**Brief**
Your job is to retype all of the data word for word, leaving every image out.

**Material for this task**

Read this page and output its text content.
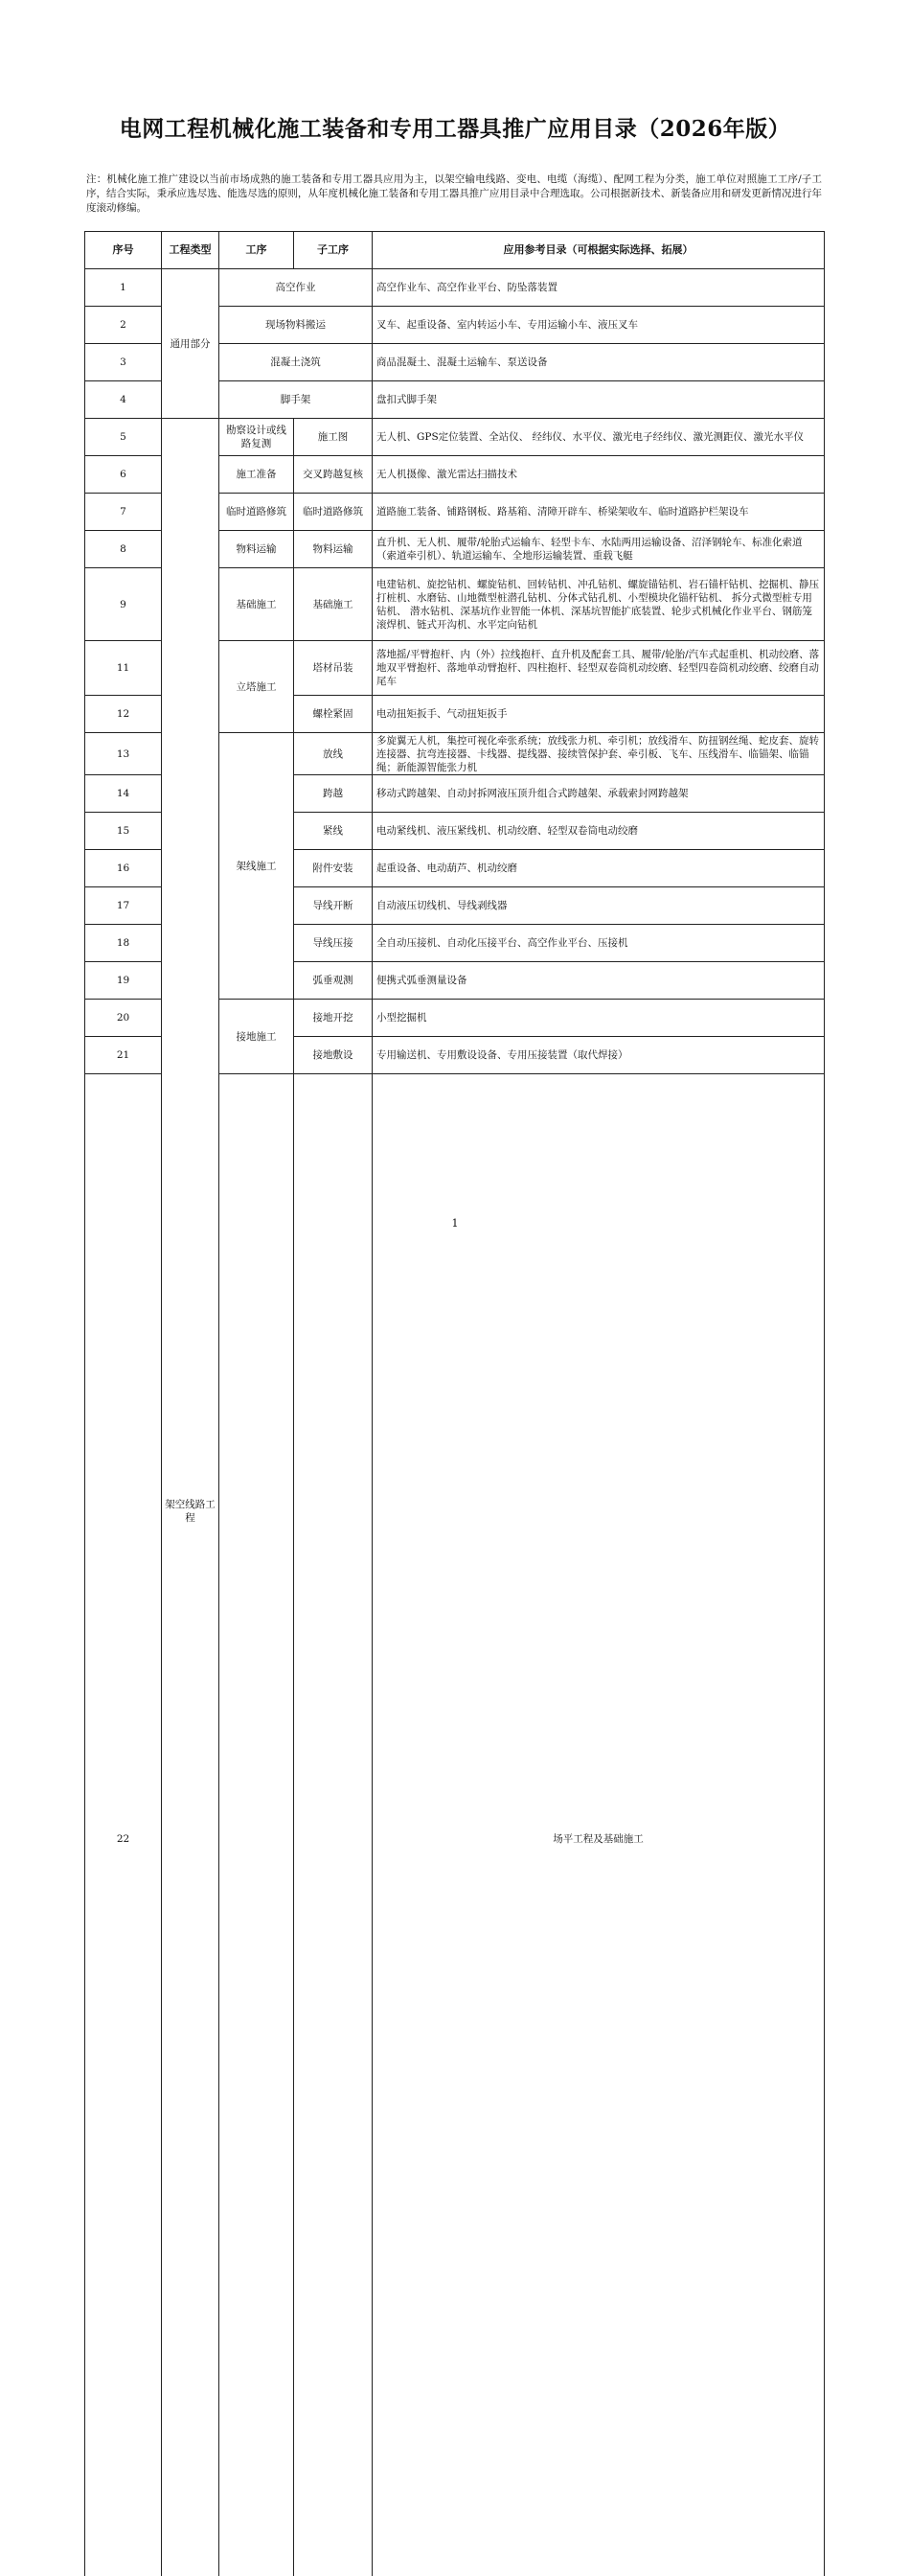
电网工程机械化施工装备和专用工器具推广应用目录（2026年版）
注：机械化施工推广建设以当前市场成熟的施工装备和专用工器具应用为主，以架空输电线路、变电、电缆（海缆）、配网工程为分类，施工单位对照施工工序/子工序，结合实际，秉承应选尽选、能选尽选的原则，从年度机械化施工装备和专用工器具推广应用目录中合理选取。公司根据新技术、新装备应用和研发更新情况进行年度滚动修编。
序号	工程类型	工序	子工序	应用参考目录（可根据实际选择、拓展）	
1	通用部分	高空作业		高空作业车、高空作业平台、防坠落装置	
2		现场物料搬运		叉车、起重设备、室内转运小车、专用运输小车、液压叉车	
3		混凝土浇筑		商品混凝土、混凝土运输车、泵送设备	
4		脚手架		盘扣式脚手架	
5	架空线路工程	勘察设计或线路复测	施工图	无人机、GPS定位装置、全站仪、 经纬仪、水平仪、激光电子经纬仪、激光测距仪、激光水平仪	
6		施工准备	交叉跨越复核	无人机摄像、激光雷达扫描技术	
7		临时道路修筑	临时道路修筑	道路施工装备、铺路钢板、路基箱、清障开辟车、桥梁架收车、临时道路护栏架设车	
8		物料运输	物料运输	直升机、无人机、履带/轮胎式运输车、轻型卡车、水陆两用运输设备、沼泽钢轮车、标准化索道（索道牵引机）、轨道运输车、全地形运输装置、重载飞艇	
9		基础施工	基础施工	电建钻机、旋挖钻机、螺旋钻机、回转钻机、冲孔钻机、螺旋锚钻机、岩石锚杆钻机、挖掘机、静压打桩机、水磨钻、山地微型桩潜孔钻机、分体式钻孔机、小型模块化锚杆钻机、 拆分式微型桩专用钻机、 潜水钻机、深基坑作业智能一体机、深基坑智能扩底装置、轮步式机械化作业平台、钢筋笼滚焊机、链式开沟机、水平定向钻机	
11		立塔施工	塔材吊装	落地摇/平臂抱杆、内（外）拉线抱杆、直升机及配套工具、履带/轮胎/汽车式起重机、机动绞磨、落地双平臂抱杆、落地单动臂抱杆、四柱抱杆、轻型双卷筒机动绞磨、轻型四卷筒机动绞磨、绞磨自动尾车	
12			螺栓紧固	电动扭矩扳手、气动扭矩扳手	
13		架线施工	放线	多旋翼无人机，集控可视化牵张系统；放线张力机、牵引机；放线滑车、防扭钢丝绳、蛇皮套、旋转连接器、抗弯连接器、卡线器、提线器、接续管保护套、牵引板、飞车、压线滑车、临锚架、临锚绳；新能源智能张力机	
14			跨越	移动式跨越架、自动封拆网液压顶升组合式跨越架、承载索封网跨越架	
15			紧线	电动紧线机、液压紧线机、机动绞磨、轻型双卷筒电动绞磨	
16			附件安装	起重设备、电动葫芦、机动绞磨	
17			导线开断	自动液压切线机、导线剥线器	
18			导线压接	全自动压接机、自动化压接平台、高空作业平台、压接机	
19			弧垂观测	便携式弧垂测量设备	
20		接地施工	接地开挖	小型挖掘机	
21			接地敷设	专用输送机、专用敷设设备、专用压接装置（取代焊接）	
22				场平工程及基础施工	
1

**Correct output**
Read this page and output its text content.
电网工程机械化施工装备和专用工器具推广应用目录（2026年版）
注：机械化施工推广建设以当前市场成熟的施工装备和专用工器具应用为主，以架空输电线路、变电、电缆（海缆）、配网工程为分类，施工单位对照施工工序/子工序，结合实际，秉承应选尽选、能选尽选的原则，从年度机械化施工装备和专用工器具推广应用目录中合理选取。公司根据新技术、新装备应用和研发更新情况进行年度滚动修编。
序号	工程类型	工序	子工序	应用参考目录（可根据实际选择、拓展）	
1	通用部分	高空作业		高空作业车、高空作业平台、防坠落装置	
2		现场物料搬运		叉车、起重设备、室内转运小车、专用运输小车、液压叉车	
3		混凝土浇筑		商品混凝土、混凝土运输车、泵送设备	
4		脚手架		盘扣式脚手架	
5	架空线路工程	勘察设计或线路复测	施工图	无人机、GPS定位装置、全站仪、 经纬仪、水平仪、激光电子经纬仪、激光测距仪、激光水平仪	
6		施工准备	交叉跨越复核	无人机摄像、激光雷达扫描技术	
7		临时道路修筑	临时道路修筑	道路施工装备、铺路钢板、路基箱、清障开辟车、桥梁架收车、临时道路护栏架设车	
8		物料运输	物料运输	直升机、无人机、履带/轮胎式运输车、轻型卡车、水陆两用运输设备、沼泽钢轮车、标准化索道（索道牵引机）、轨道运输车、全地形运输装置、重载飞艇	
9		基础施工	基础施工	电建钻机、旋挖钻机、螺旋钻机、回转钻机、冲孔钻机、螺旋锚钻机、岩石锚杆钻机、挖掘机、静压打桩机、水磨钻、山地微型桩潜孔钻机、分体式钻孔机、小型模块化锚杆钻机、 拆分式微型桩专用钻机、 潜水钻机、深基坑作业智能一体机、深基坑智能扩底装置、轮步式机械化作业平台、钢筋笼滚焊机、链式开沟机、水平定向钻机	
11		立塔施工	塔材吊装	落地摇/平臂抱杆、内（外）拉线抱杆、直升机及配套工具、履带/轮胎/汽车式起重机、机动绞磨、落地双平臂抱杆、落地单动臂抱杆、四柱抱杆、轻型双卷筒机动绞磨、轻型四卷筒机动绞磨、绞磨自动尾车	
12			螺栓紧固	电动扭矩扳手、气动扭矩扳手	
13		架线施工	放线	多旋翼无人机，集控可视化牵张系统；放线张力机、牵引机；放线滑车、防扭钢丝绳、蛇皮套、旋转连接器、抗弯连接器、卡线器、提线器、接续管保护套、牵引板、飞车、压线滑车、临锚架、临锚绳；新能源智能张力机	
14			跨越	移动式跨越架、自动封拆网液压顶升组合式跨越架、承载索封网跨越架	
15			紧线	电动紧线机、液压紧线机、机动绞磨、轻型双卷筒电动绞磨	
16			附件安装	起重设备、电动葫芦、机动绞磨	
17			导线开断	自动液压切线机、导线剥线器	
18			导线压接	全自动压接机、自动化压接平台、高空作业平台、压接机	
19			弧垂观测	便携式弧垂测量设备	
20		接地施工	接地开挖	小型挖掘机	
21			接地敷设	专用输送机、专用敷设设备、专用压接装置（取代焊接）	
22				场平工程及基础施工	
1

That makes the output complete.